**CHALLENGE**
Copy every entry word for word, but skip the pictures.

**RECORDS TO USE**
————————

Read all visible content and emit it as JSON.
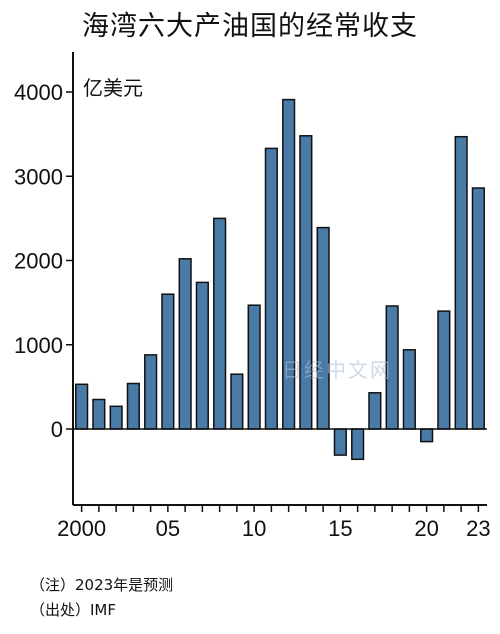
{
  "title": "海湾六大产油国的经常收支",
  "watermark": "日经中文网",
  "notes": {
    "note1": "（注）2023年是预测",
    "note2": "（出处）IMF"
  },
  "chart_data": {
    "type": "bar",
    "title": "海湾六大产油国的经常收支",
    "ylabel": "亿美元",
    "ylim": [
      -900,
      4400
    ],
    "yticks": [
      0,
      1000,
      2000,
      3000,
      4000
    ],
    "ytick_labels": [
      "0",
      "1000",
      "2000",
      "3000",
      "4000"
    ],
    "xtick_labels": [
      {
        "year": 2000,
        "label": "2000"
      },
      {
        "year": 2005,
        "label": "05"
      },
      {
        "year": 2010,
        "label": "10"
      },
      {
        "year": 2015,
        "label": "15"
      },
      {
        "year": 2020,
        "label": "20"
      },
      {
        "year": 2023,
        "label": "23"
      }
    ],
    "categories": [
      2000,
      2001,
      2002,
      2003,
      2004,
      2005,
      2006,
      2007,
      2008,
      2009,
      2010,
      2011,
      2012,
      2013,
      2014,
      2015,
      2016,
      2017,
      2018,
      2019,
      2020,
      2021,
      2022,
      2023
    ],
    "values": [
      530,
      350,
      270,
      540,
      880,
      1600,
      2020,
      1740,
      2500,
      650,
      1470,
      3330,
      3910,
      3480,
      2390,
      -310,
      -360,
      430,
      1460,
      940,
      -150,
      1400,
      3470,
      2860
    ],
    "bar_color": "#4a7aa6",
    "grid": false
  }
}
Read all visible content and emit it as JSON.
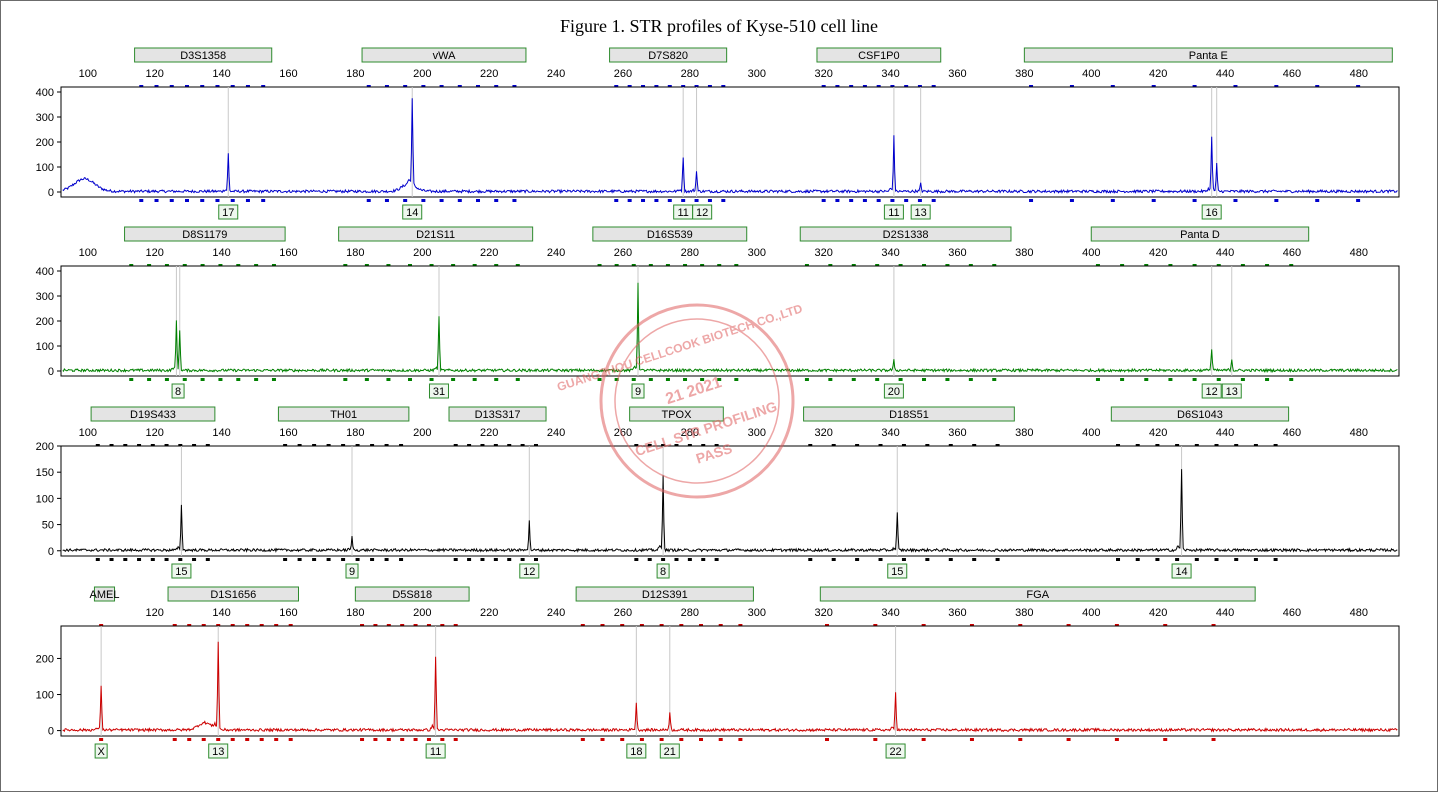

————————

**EXPECTED ANSWER**
Read all visible content and emit it as JSON.
{
  "title": "海湾六大产油国的经常收支",
  "watermark": "日经中文网",
  "notes": {
    "note1": "（注）2023年是预测",
    "note2": "（出处）IMF"
  },
  "chart_data": {
    "type": "bar",
    "title": "海湾六大产油国的经常收支",
    "ylabel": "亿美元",
    "ylim": [
      -900,
      4400
    ],
    "yticks": [
      0,
      1000,
      2000,
      3000,
      4000
    ],
    "ytick_labels": [
      "0",
      "1000",
      "2000",
      "3000",
      "4000"
    ],
    "xtick_labels": [
      {
        "year": 2000,
        "label": "2000"
      },
      {
        "year": 2005,
        "label": "05"
      },
      {
        "year": 2010,
        "label": "10"
      },
      {
        "year": 2015,
        "label": "15"
      },
      {
        "year": 2020,
        "label": "20"
      },
      {
        "year": 2023,
        "label": "23"
      }
    ],
    "categories": [
      2000,
      2001,
      2002,
      2003,
      2004,
      2005,
      2006,
      2007,
      2008,
      2009,
      2010,
      2011,
      2012,
      2013,
      2014,
      2015,
      2016,
      2017,
      2018,
      2019,
      2020,
      2021,
      2022,
      2023
    ],
    "values": [
      530,
      350,
      270,
      540,
      880,
      1600,
      2020,
      1740,
      2500,
      650,
      1470,
      3330,
      3910,
      3480,
      2390,
      -310,
      -360,
      430,
      1460,
      940,
      -150,
      1400,
      3470,
      2860
    ],
    "bar_color": "#4a7aa6",
    "grid": false
  }
}
Read all visible content and emit it as JSON.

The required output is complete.